Print the material below line for line without changing anything, and leave the picture out.

→ Data provided:

————

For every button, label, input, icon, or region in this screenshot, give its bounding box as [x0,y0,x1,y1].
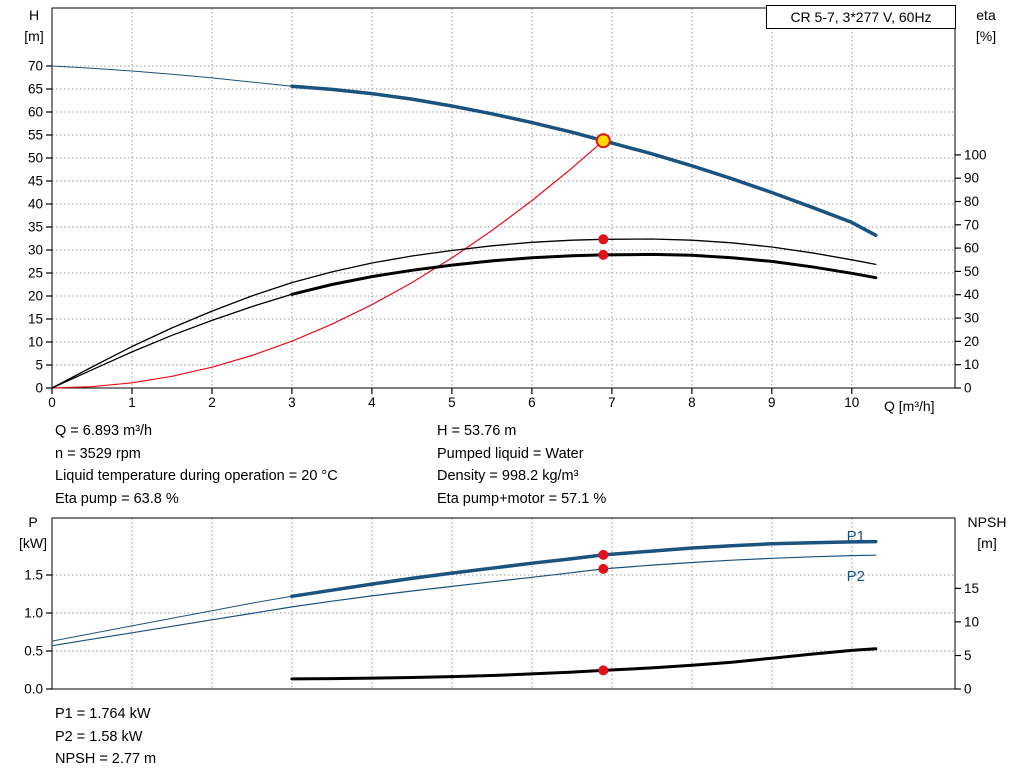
tick-label-left: 0 [35,381,43,396]
plot-frame [51,517,956,690]
tick-label-x: 8 [688,395,696,410]
power-info: P1 = 1.764 kW P2 = 1.58 kW NPSH = 2.77 m [55,703,156,771]
head-axis-symbol: H [28,7,40,23]
npsh-axis-symbol: NPSH [967,514,1007,530]
tick-label-x: 3 [288,395,296,410]
tick-label-left: 15 [28,312,43,327]
p1-curve-thin [51,595,293,642]
pump-model-box: CR 5-7, 3*277 V, 60Hz [766,5,956,29]
power-axis-symbol: P [28,514,38,530]
pump-model-label: CR 5-7, 3*277 V, 60Hz [790,9,932,25]
info-line: Liquid temperature during operation = 20… [55,468,338,484]
tick-label-left: 10 [28,335,43,350]
tick-label-left: 55 [28,128,43,143]
curve-annotation-p1: P1 [847,528,865,545]
eta-axis-label: eta [%] [960,5,1012,47]
info-line: P1 = 1.764 kW [55,706,151,722]
tick-label-x: 10 [844,395,859,410]
info-line: Eta pump = 63.8 % [55,490,179,507]
p1-point [598,549,609,560]
tick-label-left: 5 [35,358,43,373]
tick-label-left: 0.5 [24,644,43,659]
tick-label-left: 1.0 [24,606,43,621]
chart-1: 0.0 0.5 1.0 1.5 0 5 10 15 P1 P2 [24,517,979,697]
tick-label-right: 0 [964,381,972,396]
p2-point [598,563,609,574]
tick-label-left: 1.5 [24,568,43,583]
tick-label-x: 0 [48,395,56,410]
head-curve-thin [51,65,293,87]
head-curve [290,84,878,238]
head-axis-label: H [m] [12,5,56,47]
tick-label-right: 15 [964,581,979,596]
tick-label-left: 35 [28,220,43,235]
tick-label-x: 6 [528,395,536,410]
tick-label-right: 5 [964,648,972,663]
head-axis-unit: [m] [24,28,44,44]
tick-label-right: 40 [964,287,979,302]
info-line: Eta pump+motor = 57.1 % [437,490,607,507]
plot-frame [51,7,956,389]
tick-label-left: 60 [28,105,43,120]
npsh-point [598,665,609,676]
duty-info-right: H = 53.76 m Pumped liquid = Water Density … [437,420,606,510]
eta-pump-point [598,234,609,245]
curve-annotation-p2: P2 [847,568,865,585]
eta-pump-motor-point [598,249,609,260]
info-line: Density = 998.2 kg/m³ [437,468,579,484]
tick-label-right: 100 [964,147,987,162]
tick-label-x: 7 [608,395,616,410]
tick-label-left: 45 [28,174,43,189]
eta-axis-symbol: eta [976,7,996,23]
info-line: Q = 6.893 m³/h [55,423,153,439]
tick-label-right: 30 [964,311,979,326]
tick-label-x: 1 [128,395,136,410]
info-line: NPSH = 2.77 m [55,751,157,767]
p1-curve [290,539,878,599]
tick-label-right: 70 [964,217,979,232]
npsh-curve [290,647,878,681]
eta-axis-unit: [%] [975,28,997,44]
tick-label-x: 9 [768,395,776,410]
tick-label-x: 5 [448,395,456,410]
tick-label-left: 30 [28,243,43,258]
flow-axis-label: Q [m³/h] [884,398,935,414]
tick-label-x: 2 [208,395,216,410]
eta-pump-motor-thin [51,293,293,389]
chart-0: 0510152025303540455055606570010203040506… [28,7,987,410]
npsh-axis-label: NPSH [m] [956,512,1018,554]
tick-label-left: 40 [28,197,43,212]
tick-label-left: 65 [28,82,43,97]
power-axis-label: P [kW] [10,512,56,554]
tick-label-x: 4 [368,395,376,410]
info-line: Pumped liquid = Water [437,445,584,462]
duty-info-left: Q = 6.893 m³/h n = 3529 rpm Liquid tempera… [55,420,338,510]
info-line: H = 53.76 m [437,423,517,439]
duty-point [595,133,611,149]
tick-label-right: 60 [964,241,979,256]
p2-curve [51,554,877,647]
duty-parabola [51,140,604,389]
tick-label-left: 50 [28,151,43,166]
tick-label-left: 25 [28,266,43,281]
info-line: n = 3529 rpm [55,445,141,462]
eta-pump-motor-curve [290,252,878,296]
tick-label-right: 20 [964,334,979,349]
npsh-axis-unit: [m] [977,535,997,551]
tick-label-left: 0.0 [24,682,43,697]
eta-pump-curve [51,238,877,389]
tick-label-right: 90 [964,171,979,186]
tick-label-left: 20 [28,289,43,304]
tick-label-right: 0 [964,682,972,697]
tick-label-right: 50 [964,264,979,279]
tick-label-right: 10 [964,357,979,372]
tick-label-right: 10 [964,614,979,629]
tick-label-right: 80 [964,194,979,209]
info-line: P2 = 1.58 kW [55,728,143,745]
power-axis-unit: [kW] [19,535,47,551]
tick-label-left: 70 [28,59,43,74]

————

→ Completed task:
For every button, label, input, icon, or region in this screenshot, give its bounding box as [x0,y0,x1,y1].
tick-label-left: 0 [35,381,43,396]
plot-frame [51,517,956,690]
tick-label-x: 8 [688,395,696,410]
power-info: P1 = 1.764 kW P2 = 1.58 kW NPSH = 2.77 m [55,703,156,771]
head-axis-symbol: H [28,7,40,23]
npsh-axis-symbol: NPSH [967,514,1007,530]
tick-label-x: 3 [288,395,296,410]
tick-label-left: 15 [28,312,43,327]
p1-curve-thin [51,595,293,642]
pump-model-box: CR 5-7, 3*277 V, 60Hz [766,5,956,29]
power-axis-symbol: P [28,514,38,530]
pump-model-label: CR 5-7, 3*277 V, 60Hz [790,9,932,25]
info-line: Liquid temperature during operation = 20… [55,468,338,484]
tick-label-left: 10 [28,335,43,350]
tick-label-left: 55 [28,128,43,143]
curve-annotation-p1: P1 [847,528,865,545]
eta-axis-label: eta [%] [960,5,1012,47]
info-line: P1 = 1.764 kW [55,706,151,722]
tick-label-x: 10 [844,395,859,410]
info-line: Eta pump = 63.8 % [55,490,179,507]
p1-point [598,549,609,560]
tick-label-left: 5 [35,358,43,373]
tick-label-left: 0.5 [24,644,43,659]
tick-label-left: 1.0 [24,606,43,621]
chart-1: 0.0 0.5 1.0 1.5 0 5 10 15 P1 P2 [24,517,979,697]
tick-label-right: 0 [964,381,972,396]
p2-point [598,563,609,574]
tick-label-left: 1.5 [24,568,43,583]
tick-label-x: 0 [48,395,56,410]
head-curve-thin [51,65,293,87]
head-curve [290,84,878,238]
head-axis-label: H [m] [12,5,56,47]
tick-label-right: 15 [964,581,979,596]
tick-label-left: 35 [28,220,43,235]
tick-label-x: 6 [528,395,536,410]
tick-label-right: 5 [964,648,972,663]
head-axis-unit: [m] [24,28,44,44]
tick-label-right: 40 [964,287,979,302]
info-line: Eta pump+motor = 57.1 % [437,490,607,507]
plot-frame [51,7,956,389]
tick-label-left: 60 [28,105,43,120]
npsh-point [598,665,609,676]
duty-info-right: H = 53.76 m Pumped liquid = Water Density … [437,420,606,510]
eta-pump-point [598,234,609,245]
curve-annotation-p2: P2 [847,568,865,585]
eta-pump-motor-point [598,249,609,260]
info-line: Density = 998.2 kg/m³ [437,468,579,484]
tick-label-right: 100 [964,147,987,162]
tick-label-x: 7 [608,395,616,410]
tick-label-left: 45 [28,174,43,189]
eta-axis-symbol: eta [976,7,996,23]
info-line: Q = 6.893 m³/h [55,423,153,439]
tick-label-right: 30 [964,311,979,326]
tick-label-x: 1 [128,395,136,410]
info-line: NPSH = 2.77 m [55,751,157,767]
p1-curve [290,539,878,599]
tick-label-right: 70 [964,217,979,232]
npsh-curve [290,647,878,681]
eta-axis-unit: [%] [975,28,997,44]
tick-label-x: 9 [768,395,776,410]
tick-label-x: 5 [448,395,456,410]
tick-label-left: 30 [28,243,43,258]
flow-axis-label: Q [m³/h] [884,398,935,414]
tick-label-x: 2 [208,395,216,410]
eta-pump-motor-thin [51,293,293,389]
chart-0: 0510152025303540455055606570010203040506… [28,7,987,410]
npsh-axis-label: NPSH [m] [956,512,1018,554]
tick-label-left: 40 [28,197,43,212]
tick-label-left: 65 [28,82,43,97]
power-axis-label: P [kW] [10,512,56,554]
tick-label-x: 4 [368,395,376,410]
info-line: Pumped liquid = Water [437,445,584,462]
duty-info-left: Q = 6.893 m³/h n = 3529 rpm Liquid tempera… [55,420,338,510]
info-line: H = 53.76 m [437,423,517,439]
duty-point [595,133,611,149]
tick-label-right: 60 [964,241,979,256]
p2-curve [51,554,877,647]
duty-parabola [51,140,604,389]
tick-label-left: 50 [28,151,43,166]
tick-label-left: 25 [28,266,43,281]
info-line: n = 3529 rpm [55,445,141,462]
eta-pump-motor-curve [290,252,878,296]
tick-label-right: 20 [964,334,979,349]
npsh-axis-unit: [m] [977,535,997,551]
tick-label-left: 0.0 [24,682,43,697]
eta-pump-curve [51,238,877,389]
tick-label-right: 90 [964,171,979,186]
tick-label-left: 20 [28,289,43,304]
tick-label-right: 0 [964,682,972,697]
tick-label-right: 50 [964,264,979,279]
tick-label-right: 10 [964,357,979,372]
tick-label-right: 10 [964,614,979,629]
tick-label-right: 80 [964,194,979,209]
info-line: P2 = 1.58 kW [55,728,143,745]
power-axis-unit: [kW] [19,535,47,551]
tick-label-left: 70 [28,59,43,74]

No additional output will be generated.